--- START OF EXERCISE MATERIAL ---

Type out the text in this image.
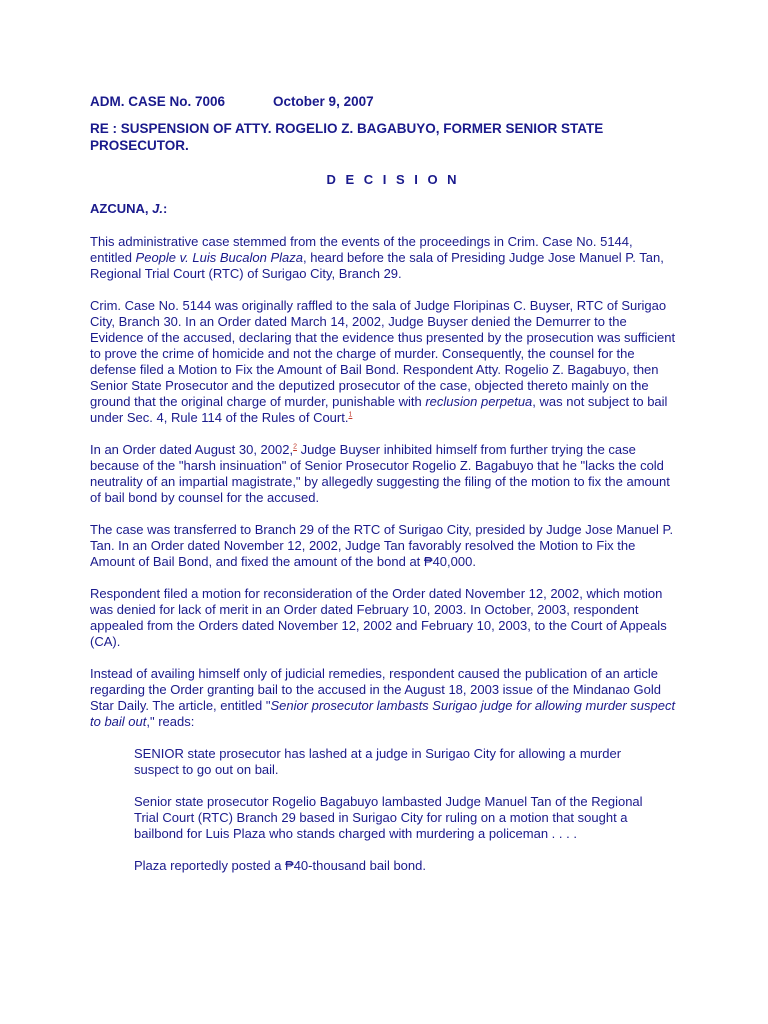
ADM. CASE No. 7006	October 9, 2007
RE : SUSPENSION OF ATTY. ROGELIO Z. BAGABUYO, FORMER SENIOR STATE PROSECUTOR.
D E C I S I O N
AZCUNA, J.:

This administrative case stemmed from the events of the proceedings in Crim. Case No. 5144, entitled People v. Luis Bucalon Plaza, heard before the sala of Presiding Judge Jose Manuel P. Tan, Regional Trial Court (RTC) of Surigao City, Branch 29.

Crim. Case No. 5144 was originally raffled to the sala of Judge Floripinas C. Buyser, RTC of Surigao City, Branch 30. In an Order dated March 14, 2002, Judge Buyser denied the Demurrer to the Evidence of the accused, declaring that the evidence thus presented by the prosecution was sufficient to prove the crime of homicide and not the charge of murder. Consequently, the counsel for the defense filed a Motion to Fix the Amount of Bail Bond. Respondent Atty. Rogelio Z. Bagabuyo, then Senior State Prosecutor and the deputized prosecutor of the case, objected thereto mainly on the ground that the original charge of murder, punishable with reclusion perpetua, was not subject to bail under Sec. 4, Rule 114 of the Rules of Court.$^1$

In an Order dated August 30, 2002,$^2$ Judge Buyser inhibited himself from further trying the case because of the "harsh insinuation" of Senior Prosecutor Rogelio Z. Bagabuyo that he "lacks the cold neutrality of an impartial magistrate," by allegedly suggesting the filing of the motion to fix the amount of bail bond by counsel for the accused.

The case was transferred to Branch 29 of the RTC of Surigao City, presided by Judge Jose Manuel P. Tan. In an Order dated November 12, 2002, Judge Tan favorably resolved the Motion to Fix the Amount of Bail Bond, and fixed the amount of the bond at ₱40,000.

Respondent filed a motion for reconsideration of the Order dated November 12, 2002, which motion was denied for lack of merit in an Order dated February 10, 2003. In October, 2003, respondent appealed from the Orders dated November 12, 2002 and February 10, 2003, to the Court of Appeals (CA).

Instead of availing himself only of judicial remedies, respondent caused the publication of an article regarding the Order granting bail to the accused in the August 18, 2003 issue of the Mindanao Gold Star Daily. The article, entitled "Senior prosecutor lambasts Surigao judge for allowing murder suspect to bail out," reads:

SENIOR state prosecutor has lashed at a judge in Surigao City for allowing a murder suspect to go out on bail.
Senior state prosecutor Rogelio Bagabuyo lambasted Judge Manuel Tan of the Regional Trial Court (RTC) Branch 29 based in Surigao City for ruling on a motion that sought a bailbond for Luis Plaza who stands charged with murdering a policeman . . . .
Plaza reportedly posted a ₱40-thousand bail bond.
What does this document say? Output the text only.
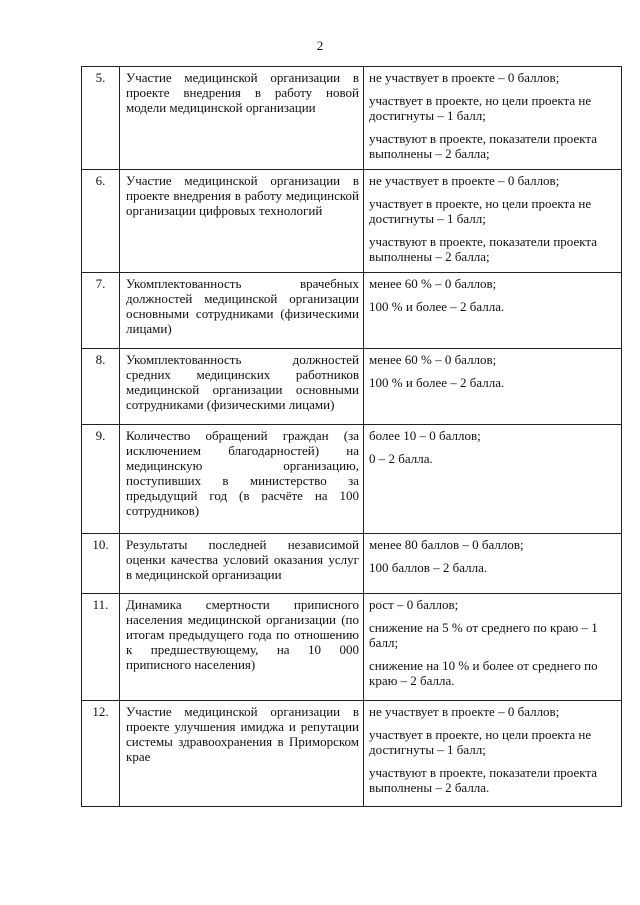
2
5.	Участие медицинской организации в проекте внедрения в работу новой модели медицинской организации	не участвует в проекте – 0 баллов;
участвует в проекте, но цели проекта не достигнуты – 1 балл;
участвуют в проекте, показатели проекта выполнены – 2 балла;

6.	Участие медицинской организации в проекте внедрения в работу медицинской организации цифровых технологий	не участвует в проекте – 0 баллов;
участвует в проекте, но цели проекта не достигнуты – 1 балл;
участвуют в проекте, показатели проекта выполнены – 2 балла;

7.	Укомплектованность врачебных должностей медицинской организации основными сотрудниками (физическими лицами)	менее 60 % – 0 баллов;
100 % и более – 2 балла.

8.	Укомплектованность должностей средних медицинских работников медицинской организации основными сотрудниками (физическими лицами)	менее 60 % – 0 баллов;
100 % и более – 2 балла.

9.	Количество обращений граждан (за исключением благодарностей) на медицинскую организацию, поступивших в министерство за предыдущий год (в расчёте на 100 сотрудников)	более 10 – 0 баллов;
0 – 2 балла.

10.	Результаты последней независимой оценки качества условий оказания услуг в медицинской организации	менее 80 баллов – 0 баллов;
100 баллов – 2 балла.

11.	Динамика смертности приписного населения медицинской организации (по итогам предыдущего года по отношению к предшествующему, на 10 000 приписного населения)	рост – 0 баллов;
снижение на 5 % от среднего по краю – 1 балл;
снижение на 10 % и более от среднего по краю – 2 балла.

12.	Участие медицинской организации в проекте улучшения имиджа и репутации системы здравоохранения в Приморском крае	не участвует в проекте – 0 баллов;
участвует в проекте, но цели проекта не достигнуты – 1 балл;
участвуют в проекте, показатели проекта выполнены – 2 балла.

--- END OF EXERCISE MATERIAL ---

* **YOUR OBJECTIVE**: Reproduce each record from above exactly; pictures do not belong in the copy.

* **FINAL RESULT**:
Type out the text in this image.
ADM. CASE No. 7006	October 9, 2007
RE : SUSPENSION OF ATTY. ROGELIO Z. BAGABUYO, FORMER SENIOR STATE PROSECUTOR.
D E C I S I O N
AZCUNA, J.:

This administrative case stemmed from the events of the proceedings in Crim. Case No. 5144, entitled People v. Luis Bucalon Plaza, heard before the sala of Presiding Judge Jose Manuel P. Tan, Regional Trial Court (RTC) of Surigao City, Branch 29.

Crim. Case No. 5144 was originally raffled to the sala of Judge Floripinas C. Buyser, RTC of Surigao City, Branch 30. In an Order dated March 14, 2002, Judge Buyser denied the Demurrer to the Evidence of the accused, declaring that the evidence thus presented by the prosecution was sufficient to prove the crime of homicide and not the charge of murder. Consequently, the counsel for the defense filed a Motion to Fix the Amount of Bail Bond. Respondent Atty. Rogelio Z. Bagabuyo, then Senior State Prosecutor and the deputized prosecutor of the case, objected thereto mainly on the ground that the original charge of murder, punishable with reclusion perpetua, was not subject to bail under Sec. 4, Rule 114 of the Rules of Court.$^1$

In an Order dated August 30, 2002,$^2$ Judge Buyser inhibited himself from further trying the case because of the "harsh insinuation" of Senior Prosecutor Rogelio Z. Bagabuyo that he "lacks the cold neutrality of an impartial magistrate," by allegedly suggesting the filing of the motion to fix the amount of bail bond by counsel for the accused.

The case was transferred to Branch 29 of the RTC of Surigao City, presided by Judge Jose Manuel P. Tan. In an Order dated November 12, 2002, Judge Tan favorably resolved the Motion to Fix the Amount of Bail Bond, and fixed the amount of the bond at ₱40,000.

Respondent filed a motion for reconsideration of the Order dated November 12, 2002, which motion was denied for lack of merit in an Order dated February 10, 2003. In October, 2003, respondent appealed from the Orders dated November 12, 2002 and February 10, 2003, to the Court of Appeals (CA).

Instead of availing himself only of judicial remedies, respondent caused the publication of an article regarding the Order granting bail to the accused in the August 18, 2003 issue of the Mindanao Gold Star Daily. The article, entitled "Senior prosecutor lambasts Surigao judge for allowing murder suspect to bail out," reads:

SENIOR state prosecutor has lashed at a judge in Surigao City for allowing a murder suspect to go out on bail.
Senior state prosecutor Rogelio Bagabuyo lambasted Judge Manuel Tan of the Regional Trial Court (RTC) Branch 29 based in Surigao City for ruling on a motion that sought a bailbond for Luis Plaza who stands charged with murdering a policeman . . . .
Plaza reportedly posted a ₱40-thousand bail bond.
What does this document say? Output the text only.
2
5.	Участие медицинской организации в проекте внедрения в работу новой модели медицинской организации	не участвует в проекте – 0 баллов;
участвует в проекте, но цели проекта не достигнуты – 1 балл;
участвуют в проекте, показатели проекта выполнены – 2 балла;

6.	Участие медицинской организации в проекте внедрения в работу медицинской организации цифровых технологий	не участвует в проекте – 0 баллов;
участвует в проекте, но цели проекта не достигнуты – 1 балл;
участвуют в проекте, показатели проекта выполнены – 2 балла;

7.	Укомплектованность врачебных должностей медицинской организации основными сотрудниками (физическими лицами)	менее 60 % – 0 баллов;
100 % и более – 2 балла.

8.	Укомплектованность должностей средних медицинских работников медицинской организации основными сотрудниками (физическими лицами)	менее 60 % – 0 баллов;
100 % и более – 2 балла.

9.	Количество обращений граждан (за исключением благодарностей) на медицинскую организацию, поступивших в министерство за предыдущий год (в расчёте на 100 сотрудников)	более 10 – 0 баллов;
0 – 2 балла.

10.	Результаты последней независимой оценки качества условий оказания услуг в медицинской организации	менее 80 баллов – 0 баллов;
100 баллов – 2 балла.

11.	Динамика смертности приписного населения медицинской организации (по итогам предыдущего года по отношению к предшествующему, на 10 000 приписного населения)	рост – 0 баллов;
снижение на 5 % от среднего по краю – 1 балл;
снижение на 10 % и более от среднего по краю – 2 балла.

12.	Участие медицинской организации в проекте улучшения имиджа и репутации системы здравоохранения в Приморском крае	не участвует в проекте – 0 баллов;
участвует в проекте, но цели проекта не достигнуты – 1 балл;
участвуют в проекте, показатели проекта выполнены – 2 балла.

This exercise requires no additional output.